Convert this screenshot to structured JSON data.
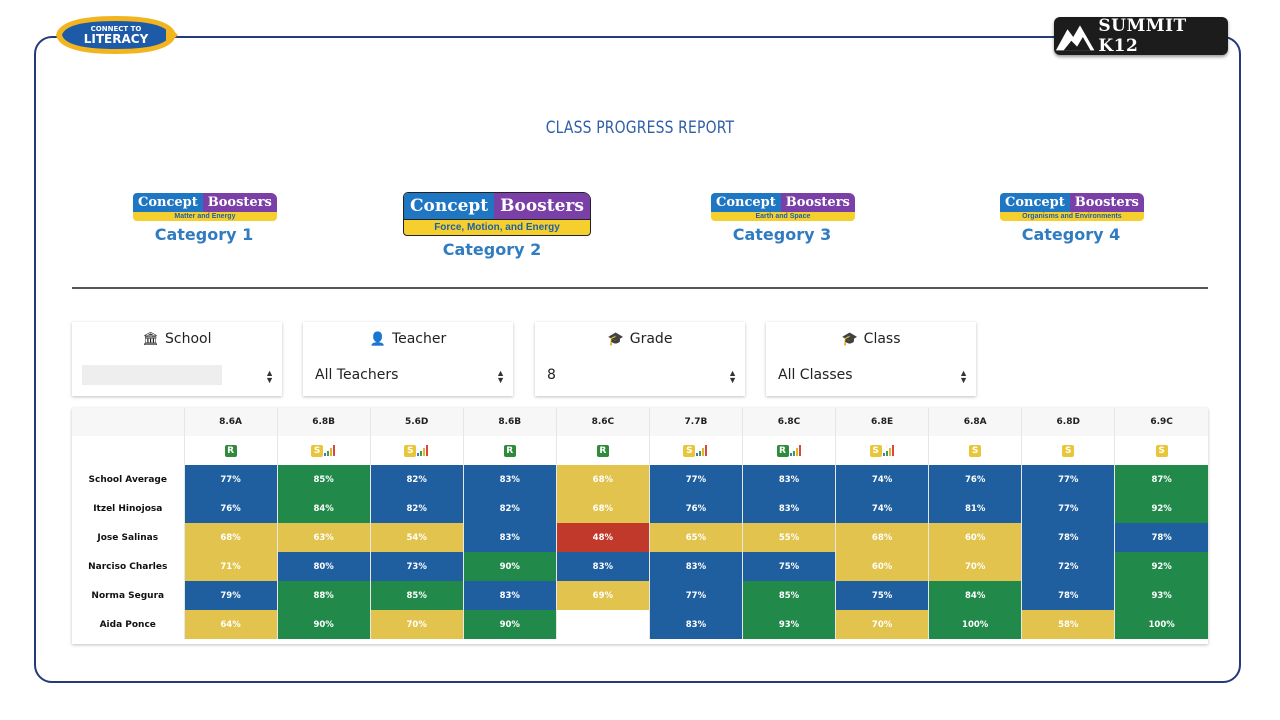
{
  "branding": {
    "left_small": "CONNECT TO",
    "left_big": "LITERACY",
    "right": "SUMMIT K12"
  },
  "title": "CLASS PROGRESS REPORT",
  "categories": [
    {
      "word1": "Concept",
      "word2": "Boosters",
      "subtitle": "Matter and Energy",
      "label": "Category 1"
    },
    {
      "word1": "Concept",
      "word2": "Boosters",
      "subtitle": "Force, Motion, and Energy",
      "label": "Category 2"
    },
    {
      "word1": "Concept",
      "word2": "Boosters",
      "subtitle": "Earth and Space",
      "label": "Category 3"
    },
    {
      "word1": "Concept",
      "word2": "Boosters",
      "subtitle": "Organisms and Environments",
      "label": "Category 4"
    }
  ],
  "filters": {
    "school": {
      "label": "School",
      "value": ""
    },
    "teacher": {
      "label": "Teacher",
      "value": "All Teachers"
    },
    "grade": {
      "label": "Grade",
      "value": "8"
    },
    "class": {
      "label": "Class",
      "value": "All Classes"
    }
  },
  "colors": {
    "blue": "#1f5fa0",
    "green": "#218a4a",
    "yellow": "#e2c34e",
    "red": "#c0392b",
    "empty": "#ffffff"
  },
  "table": {
    "columns": [
      "8.6A",
      "6.8B",
      "5.6D",
      "8.6B",
      "8.6C",
      "7.7B",
      "6.8C",
      "6.8E",
      "6.8A",
      "6.8D",
      "6.9C"
    ],
    "column_icons": [
      "R",
      "S-bars",
      "S-bars",
      "R",
      "R",
      "S-bars",
      "R-bars",
      "S-bars",
      "S",
      "S",
      "S"
    ],
    "rows": [
      {
        "name": "School Average",
        "cells": [
          {
            "v": "77%",
            "c": "blue"
          },
          {
            "v": "85%",
            "c": "green"
          },
          {
            "v": "82%",
            "c": "blue"
          },
          {
            "v": "83%",
            "c": "blue"
          },
          {
            "v": "68%",
            "c": "yellow"
          },
          {
            "v": "77%",
            "c": "blue"
          },
          {
            "v": "83%",
            "c": "blue"
          },
          {
            "v": "74%",
            "c": "blue"
          },
          {
            "v": "76%",
            "c": "blue"
          },
          {
            "v": "77%",
            "c": "blue"
          },
          {
            "v": "87%",
            "c": "green"
          }
        ]
      },
      {
        "name": "Itzel Hinojosa",
        "cells": [
          {
            "v": "76%",
            "c": "blue"
          },
          {
            "v": "84%",
            "c": "green"
          },
          {
            "v": "82%",
            "c": "blue"
          },
          {
            "v": "82%",
            "c": "blue"
          },
          {
            "v": "68%",
            "c": "yellow"
          },
          {
            "v": "76%",
            "c": "blue"
          },
          {
            "v": "83%",
            "c": "blue"
          },
          {
            "v": "74%",
            "c": "blue"
          },
          {
            "v": "81%",
            "c": "blue"
          },
          {
            "v": "77%",
            "c": "blue"
          },
          {
            "v": "92%",
            "c": "green"
          }
        ]
      },
      {
        "name": "Jose Salinas",
        "cells": [
          {
            "v": "68%",
            "c": "yellow"
          },
          {
            "v": "63%",
            "c": "yellow"
          },
          {
            "v": "54%",
            "c": "yellow"
          },
          {
            "v": "83%",
            "c": "blue"
          },
          {
            "v": "48%",
            "c": "red"
          },
          {
            "v": "65%",
            "c": "yellow"
          },
          {
            "v": "55%",
            "c": "yellow"
          },
          {
            "v": "68%",
            "c": "yellow"
          },
          {
            "v": "60%",
            "c": "yellow"
          },
          {
            "v": "78%",
            "c": "blue"
          },
          {
            "v": "78%",
            "c": "blue"
          }
        ]
      },
      {
        "name": "Narciso Charles",
        "cells": [
          {
            "v": "71%",
            "c": "yellow"
          },
          {
            "v": "80%",
            "c": "blue"
          },
          {
            "v": "73%",
            "c": "blue"
          },
          {
            "v": "90%",
            "c": "green"
          },
          {
            "v": "83%",
            "c": "blue"
          },
          {
            "v": "83%",
            "c": "blue"
          },
          {
            "v": "75%",
            "c": "blue"
          },
          {
            "v": "60%",
            "c": "yellow"
          },
          {
            "v": "70%",
            "c": "yellow"
          },
          {
            "v": "72%",
            "c": "blue"
          },
          {
            "v": "92%",
            "c": "green"
          }
        ]
      },
      {
        "name": "Norma Segura",
        "cells": [
          {
            "v": "79%",
            "c": "blue"
          },
          {
            "v": "88%",
            "c": "green"
          },
          {
            "v": "85%",
            "c": "green"
          },
          {
            "v": "83%",
            "c": "blue"
          },
          {
            "v": "69%",
            "c": "yellow"
          },
          {
            "v": "77%",
            "c": "blue"
          },
          {
            "v": "85%",
            "c": "green"
          },
          {
            "v": "75%",
            "c": "blue"
          },
          {
            "v": "84%",
            "c": "green"
          },
          {
            "v": "78%",
            "c": "blue"
          },
          {
            "v": "93%",
            "c": "green"
          }
        ]
      },
      {
        "name": "Aida Ponce",
        "cells": [
          {
            "v": "64%",
            "c": "yellow"
          },
          {
            "v": "90%",
            "c": "green"
          },
          {
            "v": "70%",
            "c": "yellow"
          },
          {
            "v": "90%",
            "c": "green"
          },
          {
            "v": "",
            "c": "empty"
          },
          {
            "v": "83%",
            "c": "blue"
          },
          {
            "v": "93%",
            "c": "green"
          },
          {
            "v": "70%",
            "c": "yellow"
          },
          {
            "v": "100%",
            "c": "green"
          },
          {
            "v": "58%",
            "c": "yellow"
          },
          {
            "v": "100%",
            "c": "green"
          }
        ]
      }
    ]
  }
}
::::::::::
▸ **Task brief**: Select every line in the records above that contains the word "subtitle".

▸ **Full output**:
      "subtitle": "Matter and Energy",
      "subtitle": "Force, Motion, and Energy",
      "subtitle": "Earth and Space",
      "subtitle": "Organisms and Environments",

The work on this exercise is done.